Retype each entry below, keeping every character the same.

▼▼▼

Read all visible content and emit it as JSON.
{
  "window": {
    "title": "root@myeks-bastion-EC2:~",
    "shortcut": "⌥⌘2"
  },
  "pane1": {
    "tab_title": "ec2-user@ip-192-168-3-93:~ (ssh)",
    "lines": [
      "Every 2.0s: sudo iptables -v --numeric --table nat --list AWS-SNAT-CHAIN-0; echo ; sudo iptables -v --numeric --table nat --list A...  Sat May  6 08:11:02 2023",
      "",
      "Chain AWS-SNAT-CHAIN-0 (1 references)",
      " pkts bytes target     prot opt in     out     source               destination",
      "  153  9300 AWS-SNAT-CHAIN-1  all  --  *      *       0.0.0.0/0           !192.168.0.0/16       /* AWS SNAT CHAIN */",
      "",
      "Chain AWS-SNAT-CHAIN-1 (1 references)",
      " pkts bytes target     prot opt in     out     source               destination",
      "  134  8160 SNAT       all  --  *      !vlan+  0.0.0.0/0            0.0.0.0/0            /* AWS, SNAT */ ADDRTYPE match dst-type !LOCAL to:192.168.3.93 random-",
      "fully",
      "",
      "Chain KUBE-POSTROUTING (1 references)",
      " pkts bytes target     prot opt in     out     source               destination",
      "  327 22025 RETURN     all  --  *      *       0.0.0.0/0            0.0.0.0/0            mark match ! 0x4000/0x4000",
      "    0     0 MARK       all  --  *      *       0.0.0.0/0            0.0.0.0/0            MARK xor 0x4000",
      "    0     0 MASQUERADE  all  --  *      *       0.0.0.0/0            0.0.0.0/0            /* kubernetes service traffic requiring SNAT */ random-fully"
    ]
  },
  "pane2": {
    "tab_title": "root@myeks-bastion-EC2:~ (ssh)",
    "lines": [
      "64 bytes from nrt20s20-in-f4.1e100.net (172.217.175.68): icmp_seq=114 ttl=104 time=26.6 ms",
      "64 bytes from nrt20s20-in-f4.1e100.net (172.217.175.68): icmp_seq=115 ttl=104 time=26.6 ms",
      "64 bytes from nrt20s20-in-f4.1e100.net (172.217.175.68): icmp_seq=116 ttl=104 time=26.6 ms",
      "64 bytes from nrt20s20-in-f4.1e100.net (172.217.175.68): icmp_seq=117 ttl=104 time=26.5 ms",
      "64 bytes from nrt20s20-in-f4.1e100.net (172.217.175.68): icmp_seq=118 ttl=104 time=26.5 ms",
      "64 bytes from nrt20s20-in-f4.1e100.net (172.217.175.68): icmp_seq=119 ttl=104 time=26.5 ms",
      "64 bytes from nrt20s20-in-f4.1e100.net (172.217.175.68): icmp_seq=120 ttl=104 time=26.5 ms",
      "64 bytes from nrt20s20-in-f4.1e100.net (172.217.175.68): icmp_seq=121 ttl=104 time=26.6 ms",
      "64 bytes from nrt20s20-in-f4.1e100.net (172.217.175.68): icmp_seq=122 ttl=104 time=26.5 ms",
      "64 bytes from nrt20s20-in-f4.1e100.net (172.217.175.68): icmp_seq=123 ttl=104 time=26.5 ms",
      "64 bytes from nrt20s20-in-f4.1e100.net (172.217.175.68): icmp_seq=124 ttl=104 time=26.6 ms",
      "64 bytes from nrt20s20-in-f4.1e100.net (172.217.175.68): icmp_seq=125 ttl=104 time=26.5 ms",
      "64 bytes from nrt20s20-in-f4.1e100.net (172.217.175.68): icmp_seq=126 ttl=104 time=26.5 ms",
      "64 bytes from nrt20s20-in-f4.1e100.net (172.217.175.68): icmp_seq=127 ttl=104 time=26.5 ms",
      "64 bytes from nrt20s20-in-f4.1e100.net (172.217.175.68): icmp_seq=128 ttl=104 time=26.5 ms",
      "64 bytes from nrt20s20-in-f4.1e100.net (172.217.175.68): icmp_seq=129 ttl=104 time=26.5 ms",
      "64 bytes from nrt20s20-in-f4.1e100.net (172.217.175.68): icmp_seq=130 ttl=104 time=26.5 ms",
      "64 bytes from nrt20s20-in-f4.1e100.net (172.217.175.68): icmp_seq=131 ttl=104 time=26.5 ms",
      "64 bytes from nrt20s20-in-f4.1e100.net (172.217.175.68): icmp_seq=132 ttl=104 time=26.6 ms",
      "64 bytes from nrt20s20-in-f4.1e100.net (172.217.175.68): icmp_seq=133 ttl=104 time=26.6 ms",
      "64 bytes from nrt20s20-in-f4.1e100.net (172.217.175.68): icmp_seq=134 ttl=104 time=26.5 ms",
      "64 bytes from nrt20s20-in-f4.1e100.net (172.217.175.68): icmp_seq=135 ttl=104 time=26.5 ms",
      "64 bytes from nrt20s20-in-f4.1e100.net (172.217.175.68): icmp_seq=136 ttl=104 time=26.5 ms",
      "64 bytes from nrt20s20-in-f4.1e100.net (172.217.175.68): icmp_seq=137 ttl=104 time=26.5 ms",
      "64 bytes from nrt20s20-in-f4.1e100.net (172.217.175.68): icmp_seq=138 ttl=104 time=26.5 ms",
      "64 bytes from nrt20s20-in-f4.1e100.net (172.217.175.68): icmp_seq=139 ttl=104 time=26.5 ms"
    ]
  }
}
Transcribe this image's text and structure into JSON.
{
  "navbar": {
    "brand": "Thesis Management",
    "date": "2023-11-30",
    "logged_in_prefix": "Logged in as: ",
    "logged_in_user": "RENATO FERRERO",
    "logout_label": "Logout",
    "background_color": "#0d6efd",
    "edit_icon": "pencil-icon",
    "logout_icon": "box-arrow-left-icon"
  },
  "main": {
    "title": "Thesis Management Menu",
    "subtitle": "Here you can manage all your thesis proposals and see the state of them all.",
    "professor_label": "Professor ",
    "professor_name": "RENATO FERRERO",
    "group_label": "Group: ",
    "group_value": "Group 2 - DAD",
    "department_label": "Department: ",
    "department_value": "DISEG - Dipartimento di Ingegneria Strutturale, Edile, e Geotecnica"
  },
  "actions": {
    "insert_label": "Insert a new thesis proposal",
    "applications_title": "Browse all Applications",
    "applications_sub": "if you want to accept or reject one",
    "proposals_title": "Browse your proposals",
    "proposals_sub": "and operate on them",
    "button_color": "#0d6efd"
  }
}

▲▲▲

## EXERCISE RESULT
Read all visible content and emit it as JSON.
{
  "window": {
    "title": "root@myeks-bastion-EC2:~",
    "shortcut": "⌥⌘2"
  },
  "pane1": {
    "tab_title": "ec2-user@ip-192-168-3-93:~ (ssh)",
    "lines": [
      "Every 2.0s: sudo iptables -v --numeric --table nat --list AWS-SNAT-CHAIN-0; echo ; sudo iptables -v --numeric --table nat --list A...  Sat May  6 08:11:02 2023",
      "",
      "Chain AWS-SNAT-CHAIN-0 (1 references)",
      " pkts bytes target     prot opt in     out     source               destination",
      "  153  9300 AWS-SNAT-CHAIN-1  all  --  *      *       0.0.0.0/0           !192.168.0.0/16       /* AWS SNAT CHAIN */",
      "",
      "Chain AWS-SNAT-CHAIN-1 (1 references)",
      " pkts bytes target     prot opt in     out     source               destination",
      "  134  8160 SNAT       all  --  *      !vlan+  0.0.0.0/0            0.0.0.0/0            /* AWS, SNAT */ ADDRTYPE match dst-type !LOCAL to:192.168.3.93 random-",
      "fully",
      "",
      "Chain KUBE-POSTROUTING (1 references)",
      " pkts bytes target     prot opt in     out     source               destination",
      "  327 22025 RETURN     all  --  *      *       0.0.0.0/0            0.0.0.0/0            mark match ! 0x4000/0x4000",
      "    0     0 MARK       all  --  *      *       0.0.0.0/0            0.0.0.0/0            MARK xor 0x4000",
      "    0     0 MASQUERADE  all  --  *      *       0.0.0.0/0            0.0.0.0/0            /* kubernetes service traffic requiring SNAT */ random-fully"
    ]
  },
  "pane2": {
    "tab_title": "root@myeks-bastion-EC2:~ (ssh)",
    "lines": [
      "64 bytes from nrt20s20-in-f4.1e100.net (172.217.175.68): icmp_seq=114 ttl=104 time=26.6 ms",
      "64 bytes from nrt20s20-in-f4.1e100.net (172.217.175.68): icmp_seq=115 ttl=104 time=26.6 ms",
      "64 bytes from nrt20s20-in-f4.1e100.net (172.217.175.68): icmp_seq=116 ttl=104 time=26.6 ms",
      "64 bytes from nrt20s20-in-f4.1e100.net (172.217.175.68): icmp_seq=117 ttl=104 time=26.5 ms",
      "64 bytes from nrt20s20-in-f4.1e100.net (172.217.175.68): icmp_seq=118 ttl=104 time=26.5 ms",
      "64 bytes from nrt20s20-in-f4.1e100.net (172.217.175.68): icmp_seq=119 ttl=104 time=26.5 ms",
      "64 bytes from nrt20s20-in-f4.1e100.net (172.217.175.68): icmp_seq=120 ttl=104 time=26.5 ms",
      "64 bytes from nrt20s20-in-f4.1e100.net (172.217.175.68): icmp_seq=121 ttl=104 time=26.6 ms",
      "64 bytes from nrt20s20-in-f4.1e100.net (172.217.175.68): icmp_seq=122 ttl=104 time=26.5 ms",
      "64 bytes from nrt20s20-in-f4.1e100.net (172.217.175.68): icmp_seq=123 ttl=104 time=26.5 ms",
      "64 bytes from nrt20s20-in-f4.1e100.net (172.217.175.68): icmp_seq=124 ttl=104 time=26.6 ms",
      "64 bytes from nrt20s20-in-f4.1e100.net (172.217.175.68): icmp_seq=125 ttl=104 time=26.5 ms",
      "64 bytes from nrt20s20-in-f4.1e100.net (172.217.175.68): icmp_seq=126 ttl=104 time=26.5 ms",
      "64 bytes from nrt20s20-in-f4.1e100.net (172.217.175.68): icmp_seq=127 ttl=104 time=26.5 ms",
      "64 bytes from nrt20s20-in-f4.1e100.net (172.217.175.68): icmp_seq=128 ttl=104 time=26.5 ms",
      "64 bytes from nrt20s20-in-f4.1e100.net (172.217.175.68): icmp_seq=129 ttl=104 time=26.5 ms",
      "64 bytes from nrt20s20-in-f4.1e100.net (172.217.175.68): icmp_seq=130 ttl=104 time=26.5 ms",
      "64 bytes from nrt20s20-in-f4.1e100.net (172.217.175.68): icmp_seq=131 ttl=104 time=26.5 ms",
      "64 bytes from nrt20s20-in-f4.1e100.net (172.217.175.68): icmp_seq=132 ttl=104 time=26.6 ms",
      "64 bytes from nrt20s20-in-f4.1e100.net (172.217.175.68): icmp_seq=133 ttl=104 time=26.6 ms",
      "64 bytes from nrt20s20-in-f4.1e100.net (172.217.175.68): icmp_seq=134 ttl=104 time=26.5 ms",
      "64 bytes from nrt20s20-in-f4.1e100.net (172.217.175.68): icmp_seq=135 ttl=104 time=26.5 ms",
      "64 bytes from nrt20s20-in-f4.1e100.net (172.217.175.68): icmp_seq=136 ttl=104 time=26.5 ms",
      "64 bytes from nrt20s20-in-f4.1e100.net (172.217.175.68): icmp_seq=137 ttl=104 time=26.5 ms",
      "64 bytes from nrt20s20-in-f4.1e100.net (172.217.175.68): icmp_seq=138 ttl=104 time=26.5 ms",
      "64 bytes from nrt20s20-in-f4.1e100.net (172.217.175.68): icmp_seq=139 ttl=104 time=26.5 ms"
    ]
  }
}
Transcribe this image's text and structure into JSON.
{
  "navbar": {
    "brand": "Thesis Management",
    "date": "2023-11-30",
    "logged_in_prefix": "Logged in as: ",
    "logged_in_user": "RENATO FERRERO",
    "logout_label": "Logout",
    "background_color": "#0d6efd",
    "edit_icon": "pencil-icon",
    "logout_icon": "box-arrow-left-icon"
  },
  "main": {
    "title": "Thesis Management Menu",
    "subtitle": "Here you can manage all your thesis proposals and see the state of them all.",
    "professor_label": "Professor ",
    "professor_name": "RENATO FERRERO",
    "group_label": "Group: ",
    "group_value": "Group 2 - DAD",
    "department_label": "Department: ",
    "department_value": "DISEG - Dipartimento di Ingegneria Strutturale, Edile, e Geotecnica"
  },
  "actions": {
    "insert_label": "Insert a new thesis proposal",
    "applications_title": "Browse all Applications",
    "applications_sub": "if you want to accept or reject one",
    "proposals_title": "Browse your proposals",
    "proposals_sub": "and operate on them",
    "button_color": "#0d6efd"
  }
}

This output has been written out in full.